Aim:
Filter these entries, keeping only lines that hold the word "JSON".

Given information:

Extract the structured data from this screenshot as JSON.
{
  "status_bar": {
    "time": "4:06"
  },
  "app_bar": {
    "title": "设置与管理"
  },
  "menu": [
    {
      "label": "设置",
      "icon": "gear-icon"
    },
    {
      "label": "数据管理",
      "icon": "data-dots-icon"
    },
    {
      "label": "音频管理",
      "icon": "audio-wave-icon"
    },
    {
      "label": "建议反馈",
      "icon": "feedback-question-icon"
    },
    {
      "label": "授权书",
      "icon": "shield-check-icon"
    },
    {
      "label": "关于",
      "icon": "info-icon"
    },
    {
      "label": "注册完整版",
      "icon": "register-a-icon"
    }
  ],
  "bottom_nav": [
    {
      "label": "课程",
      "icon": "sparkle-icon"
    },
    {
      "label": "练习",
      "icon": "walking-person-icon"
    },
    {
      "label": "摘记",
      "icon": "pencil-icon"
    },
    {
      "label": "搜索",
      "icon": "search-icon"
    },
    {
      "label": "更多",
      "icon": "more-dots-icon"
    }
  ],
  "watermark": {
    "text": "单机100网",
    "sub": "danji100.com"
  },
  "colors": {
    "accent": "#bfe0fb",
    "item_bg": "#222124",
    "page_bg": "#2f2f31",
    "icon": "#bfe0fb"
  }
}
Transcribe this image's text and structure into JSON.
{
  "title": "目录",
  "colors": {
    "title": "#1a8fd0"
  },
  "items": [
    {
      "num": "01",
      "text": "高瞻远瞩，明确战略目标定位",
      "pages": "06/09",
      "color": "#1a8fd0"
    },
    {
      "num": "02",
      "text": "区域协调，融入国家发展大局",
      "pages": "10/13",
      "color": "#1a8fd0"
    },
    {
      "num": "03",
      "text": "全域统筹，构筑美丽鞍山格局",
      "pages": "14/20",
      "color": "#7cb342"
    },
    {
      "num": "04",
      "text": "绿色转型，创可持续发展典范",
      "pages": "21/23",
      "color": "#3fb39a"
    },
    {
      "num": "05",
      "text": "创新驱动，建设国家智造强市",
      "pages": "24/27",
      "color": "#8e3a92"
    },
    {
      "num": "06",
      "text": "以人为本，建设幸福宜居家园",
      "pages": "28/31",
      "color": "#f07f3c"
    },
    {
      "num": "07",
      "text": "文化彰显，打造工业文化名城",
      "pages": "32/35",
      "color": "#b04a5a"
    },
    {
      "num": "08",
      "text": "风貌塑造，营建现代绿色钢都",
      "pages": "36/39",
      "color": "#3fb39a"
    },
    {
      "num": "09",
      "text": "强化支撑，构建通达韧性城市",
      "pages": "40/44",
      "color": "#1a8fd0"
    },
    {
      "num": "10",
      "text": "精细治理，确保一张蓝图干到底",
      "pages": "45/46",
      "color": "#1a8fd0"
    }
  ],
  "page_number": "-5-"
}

Task output:
Extract the structured data from this screenshot as JSON.
Transcribe this image's text and structure into JSON.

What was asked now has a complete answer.